## Directions
Copy out the listing that follows exactly, dropping every picture.

>> Begin Supplied entries

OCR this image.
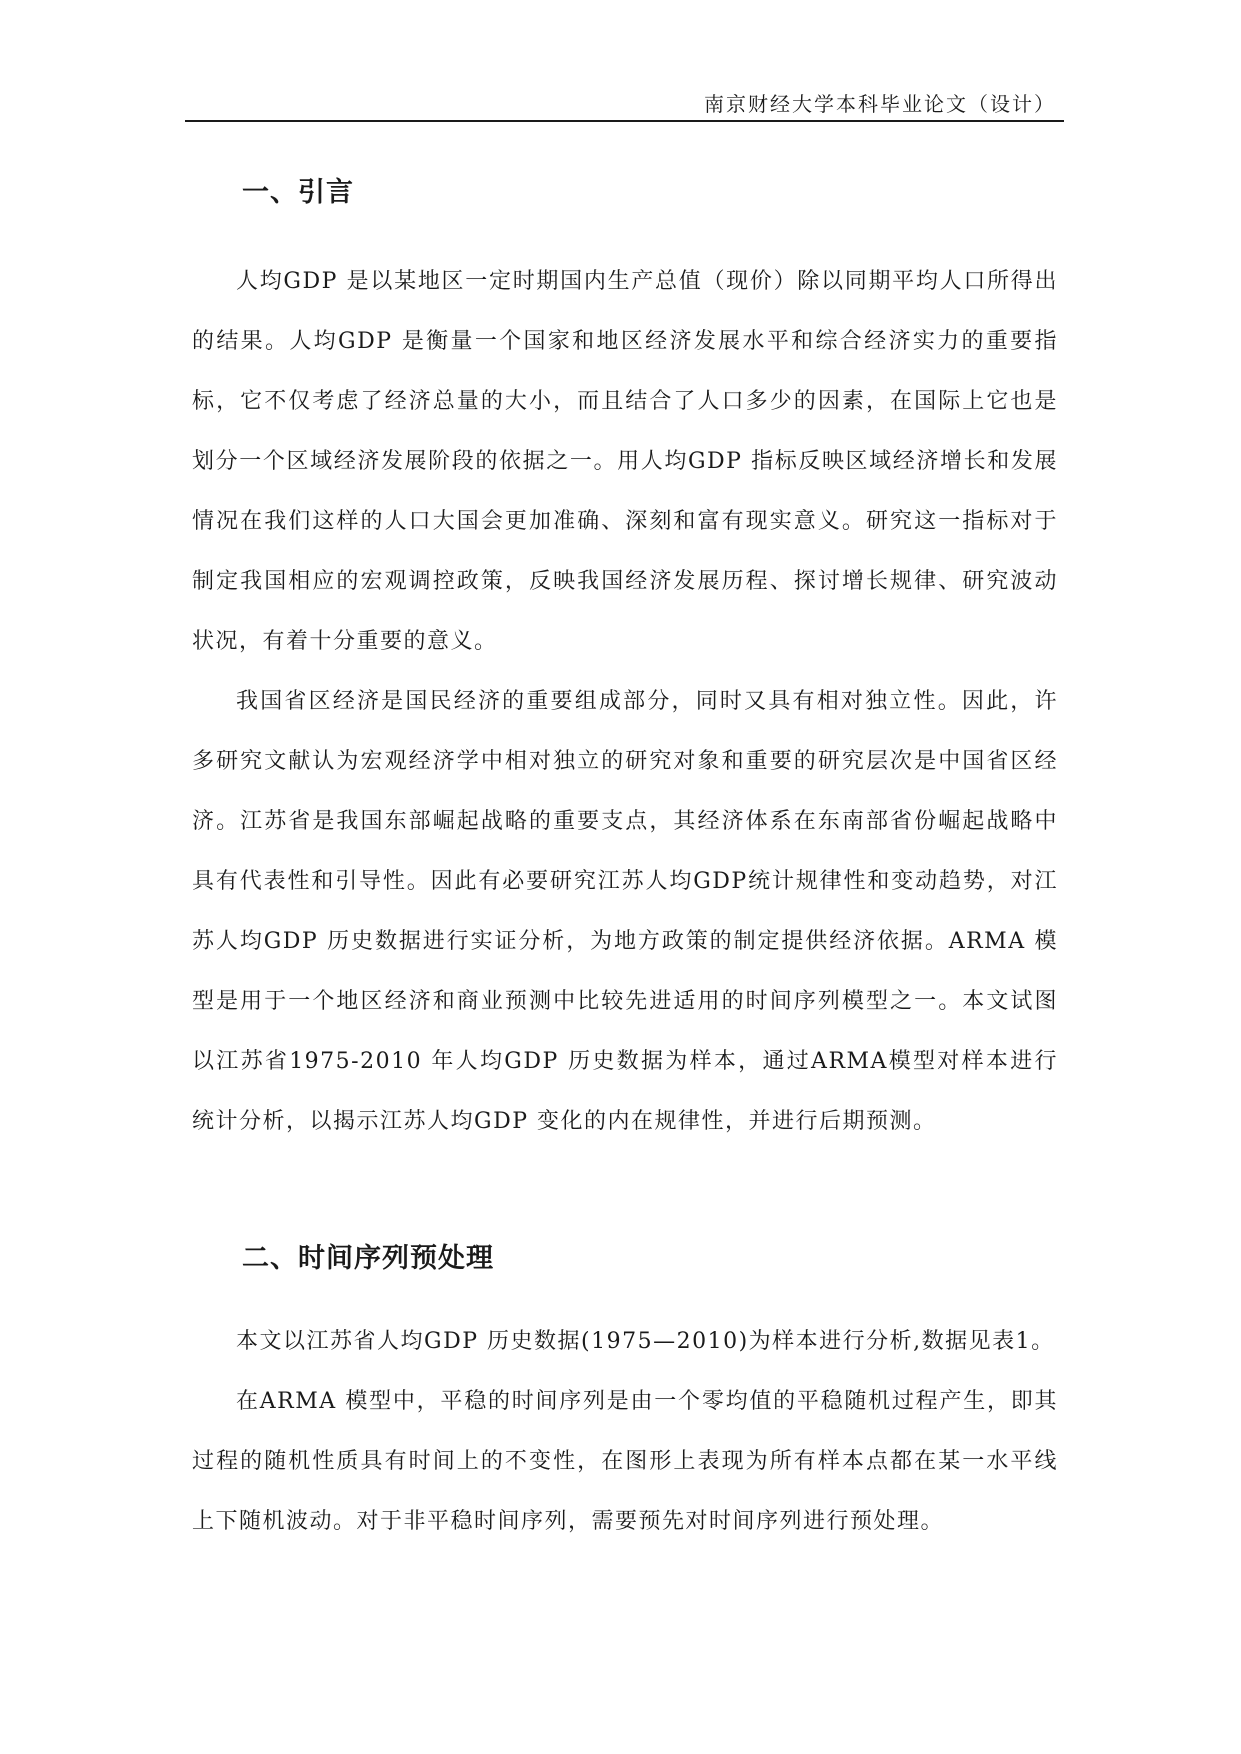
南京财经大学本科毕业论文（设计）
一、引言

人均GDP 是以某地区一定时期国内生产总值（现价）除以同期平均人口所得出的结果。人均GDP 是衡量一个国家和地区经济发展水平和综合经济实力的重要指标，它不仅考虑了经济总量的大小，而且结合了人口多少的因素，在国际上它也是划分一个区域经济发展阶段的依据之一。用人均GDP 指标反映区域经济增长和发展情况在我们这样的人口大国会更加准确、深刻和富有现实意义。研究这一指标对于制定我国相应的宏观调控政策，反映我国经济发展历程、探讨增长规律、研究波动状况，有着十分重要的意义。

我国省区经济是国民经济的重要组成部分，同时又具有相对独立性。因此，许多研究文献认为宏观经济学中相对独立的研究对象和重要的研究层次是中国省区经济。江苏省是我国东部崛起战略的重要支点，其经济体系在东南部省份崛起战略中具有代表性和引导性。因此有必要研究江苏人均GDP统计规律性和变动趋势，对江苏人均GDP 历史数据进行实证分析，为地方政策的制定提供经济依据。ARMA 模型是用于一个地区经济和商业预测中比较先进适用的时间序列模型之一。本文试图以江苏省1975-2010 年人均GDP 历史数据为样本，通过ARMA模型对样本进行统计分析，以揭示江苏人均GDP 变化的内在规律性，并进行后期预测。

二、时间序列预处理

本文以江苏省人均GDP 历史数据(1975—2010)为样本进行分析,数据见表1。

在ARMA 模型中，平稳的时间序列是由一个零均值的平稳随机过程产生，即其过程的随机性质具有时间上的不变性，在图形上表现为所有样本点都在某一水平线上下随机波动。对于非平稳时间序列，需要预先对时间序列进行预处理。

>> End Supplied entries

## Solved exercise
OCR this image.
南京财经大学本科毕业论文（设计）
一、引言

人均GDP 是以某地区一定时期国内生产总值（现价）除以同期平均人口所得出的结果。人均GDP 是衡量一个国家和地区经济发展水平和综合经济实力的重要指标，它不仅考虑了经济总量的大小，而且结合了人口多少的因素，在国际上它也是划分一个区域经济发展阶段的依据之一。用人均GDP 指标反映区域经济增长和发展情况在我们这样的人口大国会更加准确、深刻和富有现实意义。研究这一指标对于制定我国相应的宏观调控政策，反映我国经济发展历程、探讨增长规律、研究波动状况，有着十分重要的意义。

我国省区经济是国民经济的重要组成部分，同时又具有相对独立性。因此，许多研究文献认为宏观经济学中相对独立的研究对象和重要的研究层次是中国省区经济。江苏省是我国东部崛起战略的重要支点，其经济体系在东南部省份崛起战略中具有代表性和引导性。因此有必要研究江苏人均GDP统计规律性和变动趋势，对江苏人均GDP 历史数据进行实证分析，为地方政策的制定提供经济依据。ARMA 模型是用于一个地区经济和商业预测中比较先进适用的时间序列模型之一。本文试图以江苏省1975-2010 年人均GDP 历史数据为样本，通过ARMA模型对样本进行统计分析，以揭示江苏人均GDP 变化的内在规律性，并进行后期预测。

二、时间序列预处理

本文以江苏省人均GDP 历史数据(1975—2010)为样本进行分析,数据见表1。

在ARMA 模型中，平稳的时间序列是由一个零均值的平稳随机过程产生，即其过程的随机性质具有时间上的不变性，在图形上表现为所有样本点都在某一水平线上下随机波动。对于非平稳时间序列，需要预先对时间序列进行预处理。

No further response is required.